» Input data
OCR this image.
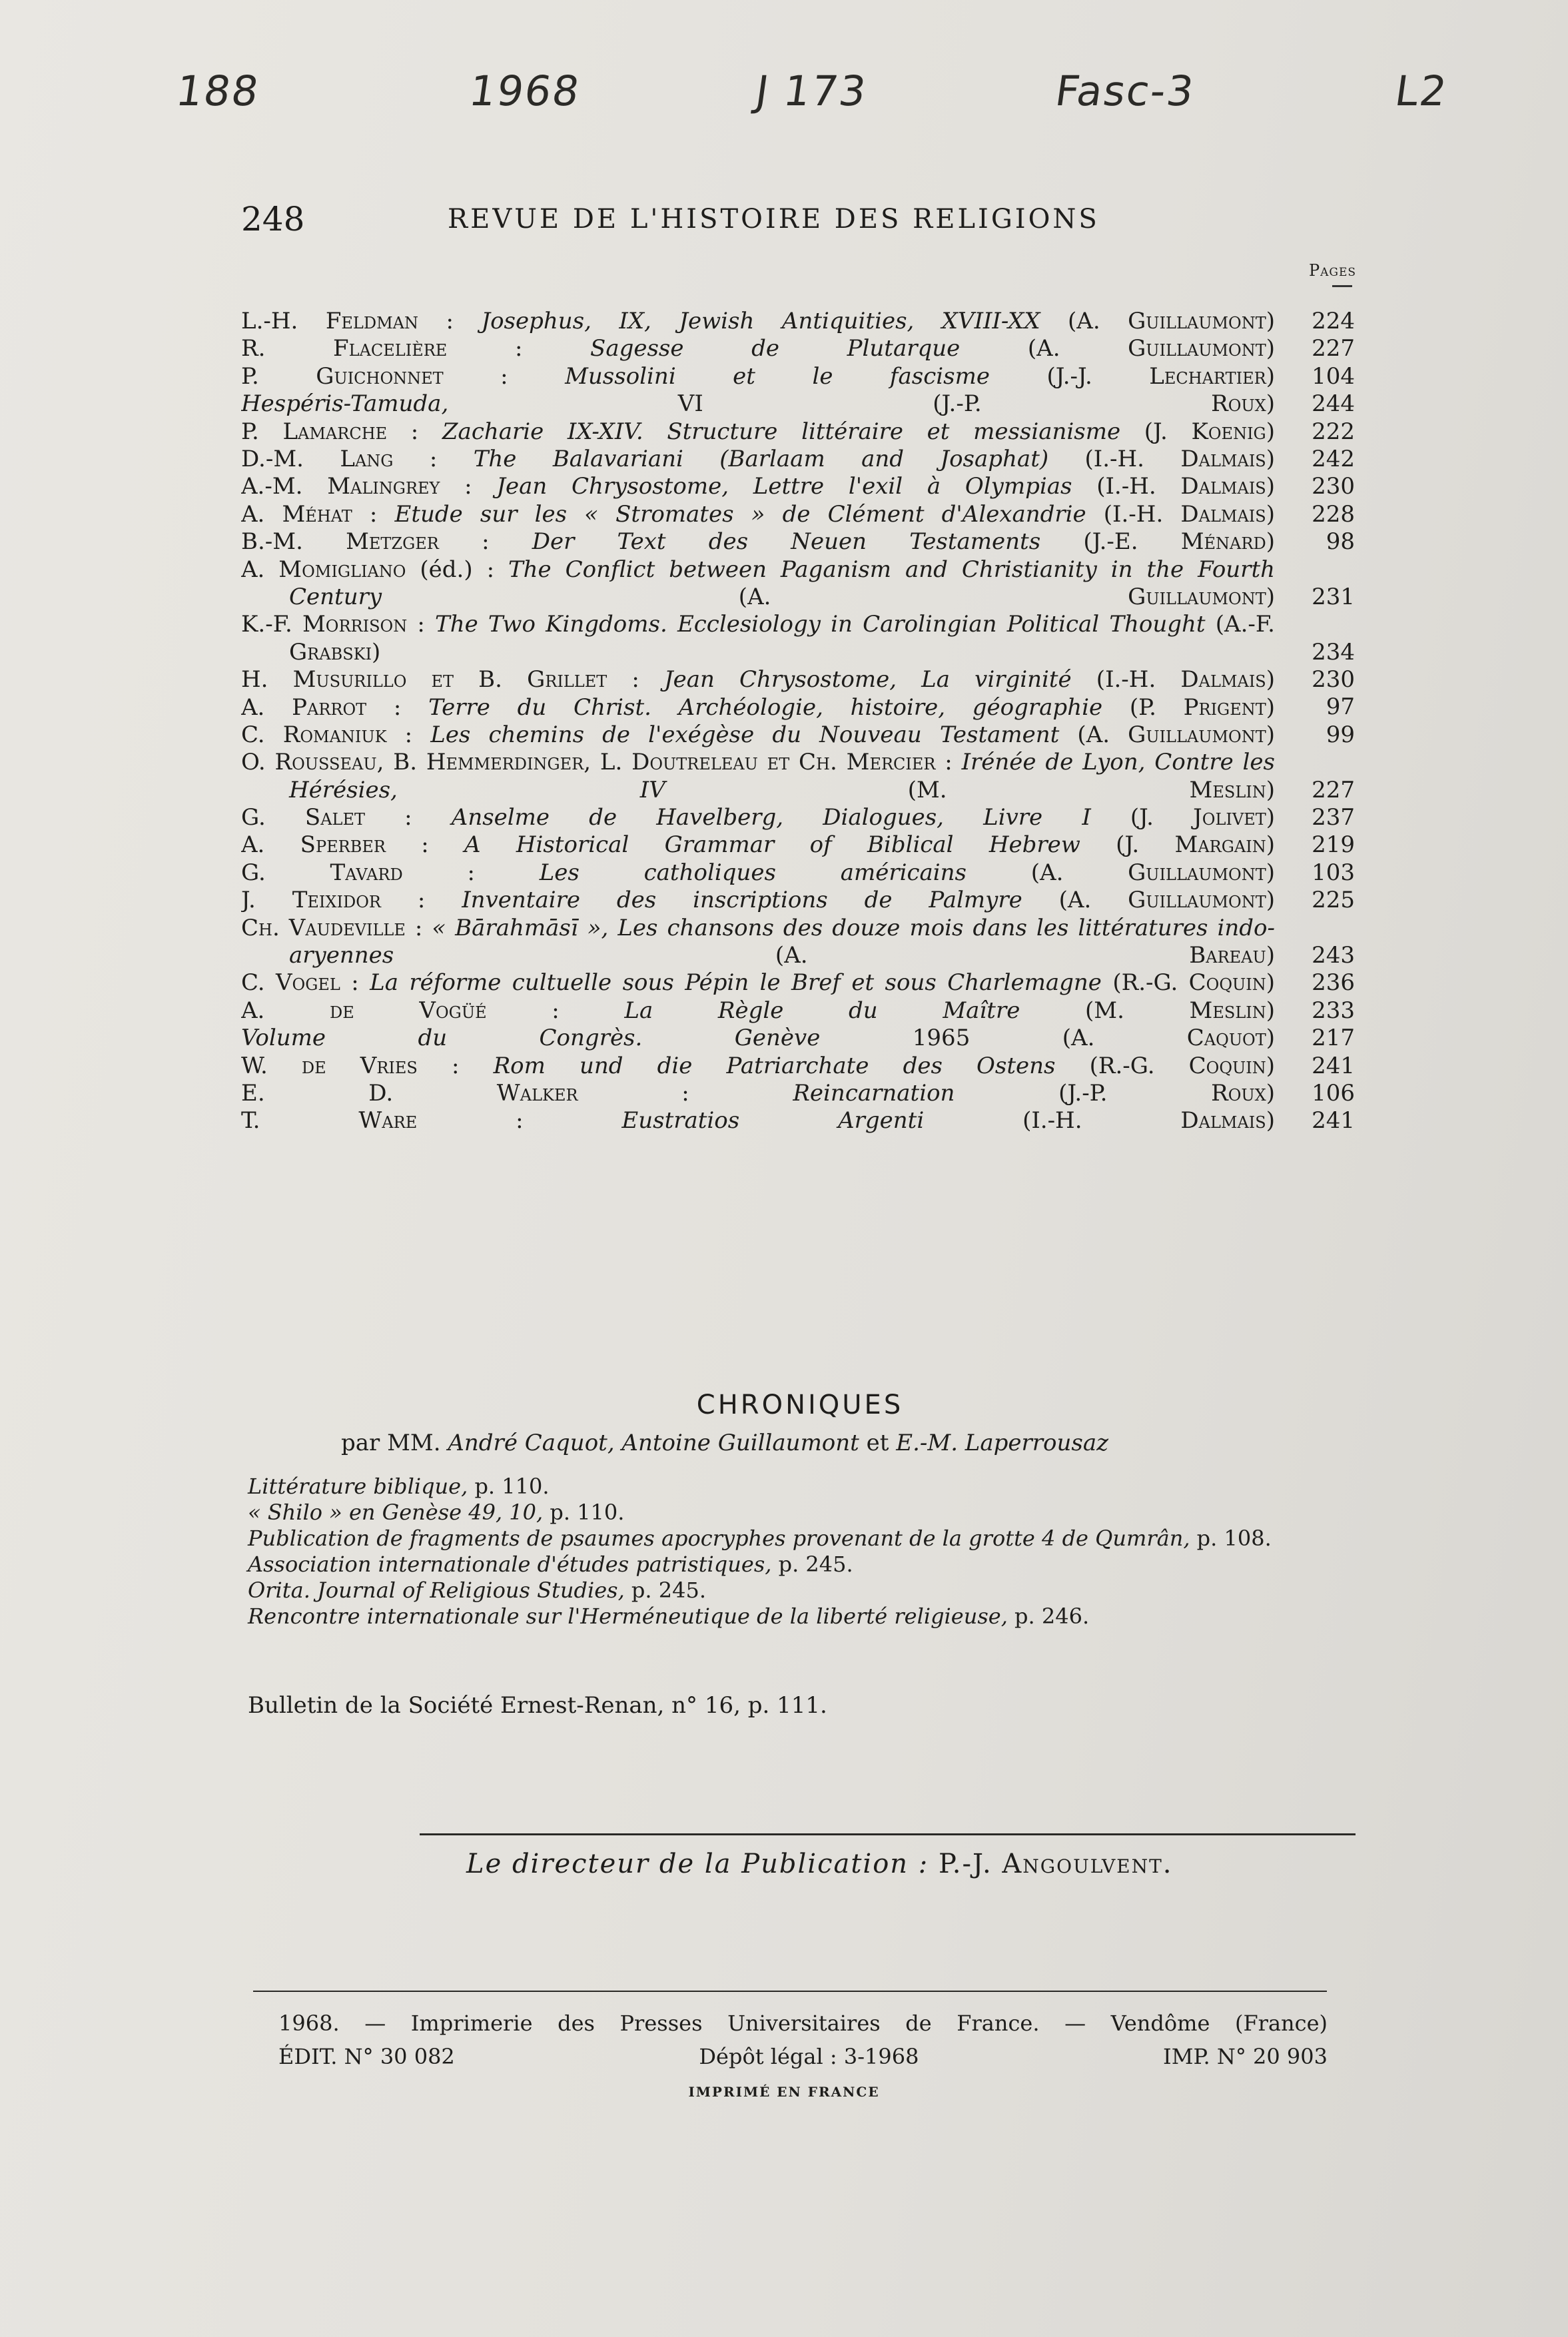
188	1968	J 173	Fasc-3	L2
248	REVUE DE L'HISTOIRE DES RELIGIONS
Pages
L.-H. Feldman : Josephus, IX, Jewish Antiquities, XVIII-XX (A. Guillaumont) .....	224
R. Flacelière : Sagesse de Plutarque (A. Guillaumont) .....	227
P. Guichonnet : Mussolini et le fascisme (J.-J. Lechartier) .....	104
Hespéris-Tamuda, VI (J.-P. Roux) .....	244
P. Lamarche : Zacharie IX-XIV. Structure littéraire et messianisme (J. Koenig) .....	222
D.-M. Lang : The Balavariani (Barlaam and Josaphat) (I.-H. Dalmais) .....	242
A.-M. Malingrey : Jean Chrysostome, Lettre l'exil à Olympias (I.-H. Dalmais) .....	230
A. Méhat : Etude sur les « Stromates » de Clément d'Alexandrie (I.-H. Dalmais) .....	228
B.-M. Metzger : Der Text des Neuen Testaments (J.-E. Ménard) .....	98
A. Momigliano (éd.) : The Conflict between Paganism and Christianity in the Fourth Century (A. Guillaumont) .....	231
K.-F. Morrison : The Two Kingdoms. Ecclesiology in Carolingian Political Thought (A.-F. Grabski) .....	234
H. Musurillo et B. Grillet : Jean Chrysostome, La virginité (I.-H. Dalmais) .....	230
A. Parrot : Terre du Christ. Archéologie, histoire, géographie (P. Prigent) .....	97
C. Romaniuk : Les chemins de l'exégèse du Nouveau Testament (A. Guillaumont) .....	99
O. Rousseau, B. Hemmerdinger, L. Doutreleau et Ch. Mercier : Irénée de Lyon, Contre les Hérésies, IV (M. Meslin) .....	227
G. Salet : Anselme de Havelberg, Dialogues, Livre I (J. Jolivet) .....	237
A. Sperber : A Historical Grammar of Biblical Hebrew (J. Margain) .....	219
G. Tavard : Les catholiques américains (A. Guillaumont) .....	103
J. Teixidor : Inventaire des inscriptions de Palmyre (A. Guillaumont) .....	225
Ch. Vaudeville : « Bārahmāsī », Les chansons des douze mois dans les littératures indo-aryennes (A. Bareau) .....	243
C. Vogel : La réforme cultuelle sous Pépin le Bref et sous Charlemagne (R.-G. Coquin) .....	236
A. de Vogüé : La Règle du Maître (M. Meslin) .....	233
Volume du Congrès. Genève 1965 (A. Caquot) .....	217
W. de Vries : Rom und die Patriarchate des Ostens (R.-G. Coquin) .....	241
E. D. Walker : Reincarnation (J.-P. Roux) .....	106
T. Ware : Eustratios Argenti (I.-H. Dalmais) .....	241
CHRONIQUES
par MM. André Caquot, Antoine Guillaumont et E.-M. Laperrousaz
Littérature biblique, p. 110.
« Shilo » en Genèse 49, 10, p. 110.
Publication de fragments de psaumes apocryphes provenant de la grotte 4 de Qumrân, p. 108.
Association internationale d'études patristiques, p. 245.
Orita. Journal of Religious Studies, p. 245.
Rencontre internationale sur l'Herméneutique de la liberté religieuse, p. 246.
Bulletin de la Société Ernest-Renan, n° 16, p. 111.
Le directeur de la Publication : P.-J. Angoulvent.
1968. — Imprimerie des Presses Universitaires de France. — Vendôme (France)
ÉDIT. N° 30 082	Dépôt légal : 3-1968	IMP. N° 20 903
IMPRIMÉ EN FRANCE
* * *
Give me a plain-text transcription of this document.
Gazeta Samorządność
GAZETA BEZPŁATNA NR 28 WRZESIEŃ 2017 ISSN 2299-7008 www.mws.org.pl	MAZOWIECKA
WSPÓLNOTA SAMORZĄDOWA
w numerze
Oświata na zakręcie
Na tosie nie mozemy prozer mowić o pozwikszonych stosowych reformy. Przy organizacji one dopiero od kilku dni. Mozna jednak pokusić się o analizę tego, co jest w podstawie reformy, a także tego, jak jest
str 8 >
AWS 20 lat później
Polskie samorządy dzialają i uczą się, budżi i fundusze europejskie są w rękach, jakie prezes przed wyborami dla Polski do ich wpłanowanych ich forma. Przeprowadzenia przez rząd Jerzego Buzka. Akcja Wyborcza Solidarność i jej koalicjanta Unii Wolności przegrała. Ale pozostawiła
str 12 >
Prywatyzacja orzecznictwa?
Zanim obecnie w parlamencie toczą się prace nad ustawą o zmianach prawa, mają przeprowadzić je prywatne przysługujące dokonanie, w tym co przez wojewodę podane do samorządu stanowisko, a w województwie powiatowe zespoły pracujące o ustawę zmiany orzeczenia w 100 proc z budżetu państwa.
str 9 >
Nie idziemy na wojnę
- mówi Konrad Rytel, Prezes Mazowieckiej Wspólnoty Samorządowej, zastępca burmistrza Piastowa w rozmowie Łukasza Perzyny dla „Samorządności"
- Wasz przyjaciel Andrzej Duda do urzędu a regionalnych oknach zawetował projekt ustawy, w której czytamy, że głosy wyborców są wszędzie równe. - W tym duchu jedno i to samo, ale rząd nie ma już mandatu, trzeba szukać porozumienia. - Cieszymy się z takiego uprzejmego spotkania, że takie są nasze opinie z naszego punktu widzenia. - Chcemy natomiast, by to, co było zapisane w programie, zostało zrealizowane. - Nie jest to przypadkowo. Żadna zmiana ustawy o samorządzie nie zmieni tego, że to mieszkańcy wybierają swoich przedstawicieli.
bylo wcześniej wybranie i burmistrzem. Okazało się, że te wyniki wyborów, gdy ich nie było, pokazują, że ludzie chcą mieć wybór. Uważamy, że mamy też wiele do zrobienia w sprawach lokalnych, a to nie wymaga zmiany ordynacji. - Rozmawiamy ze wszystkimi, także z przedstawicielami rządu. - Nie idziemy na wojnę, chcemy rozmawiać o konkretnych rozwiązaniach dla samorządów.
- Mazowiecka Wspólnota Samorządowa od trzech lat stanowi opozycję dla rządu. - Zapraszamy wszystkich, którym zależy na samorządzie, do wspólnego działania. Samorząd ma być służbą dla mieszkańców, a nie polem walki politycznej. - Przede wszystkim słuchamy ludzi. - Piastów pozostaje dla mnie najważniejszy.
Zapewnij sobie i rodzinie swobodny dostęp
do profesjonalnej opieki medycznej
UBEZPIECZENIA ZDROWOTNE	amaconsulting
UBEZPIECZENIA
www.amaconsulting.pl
==
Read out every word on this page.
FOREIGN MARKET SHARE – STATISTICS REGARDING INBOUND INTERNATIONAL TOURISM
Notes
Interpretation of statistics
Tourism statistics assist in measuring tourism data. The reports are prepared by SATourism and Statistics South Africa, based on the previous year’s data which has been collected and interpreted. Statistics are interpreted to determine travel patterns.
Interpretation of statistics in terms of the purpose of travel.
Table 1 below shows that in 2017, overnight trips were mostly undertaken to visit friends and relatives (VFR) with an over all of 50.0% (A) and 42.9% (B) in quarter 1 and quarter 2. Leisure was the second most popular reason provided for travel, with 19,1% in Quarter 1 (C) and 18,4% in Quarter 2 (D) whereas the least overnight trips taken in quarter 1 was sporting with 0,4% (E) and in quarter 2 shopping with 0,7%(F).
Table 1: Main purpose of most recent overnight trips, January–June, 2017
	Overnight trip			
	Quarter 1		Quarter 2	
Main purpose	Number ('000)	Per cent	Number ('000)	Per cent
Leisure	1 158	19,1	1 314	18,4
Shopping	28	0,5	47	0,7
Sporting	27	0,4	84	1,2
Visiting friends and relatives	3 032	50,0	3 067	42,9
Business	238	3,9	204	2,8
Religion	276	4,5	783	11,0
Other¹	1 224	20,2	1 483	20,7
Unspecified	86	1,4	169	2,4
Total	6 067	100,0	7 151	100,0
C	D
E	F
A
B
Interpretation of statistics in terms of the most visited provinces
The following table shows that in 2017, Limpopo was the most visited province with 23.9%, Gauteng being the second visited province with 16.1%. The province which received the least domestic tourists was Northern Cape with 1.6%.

» Work required
Go through the records and gather the lines that hold "Jean".

» Written answer
A.-M. Malingrey : Jean Chrysostome, Lettre l'exil à Olympias (I.-H. Dalmais) .....	230
H. Musurillo et B. Grillet : Jean Chrysostome, La virginité (I.-H. Dalmais) .....	230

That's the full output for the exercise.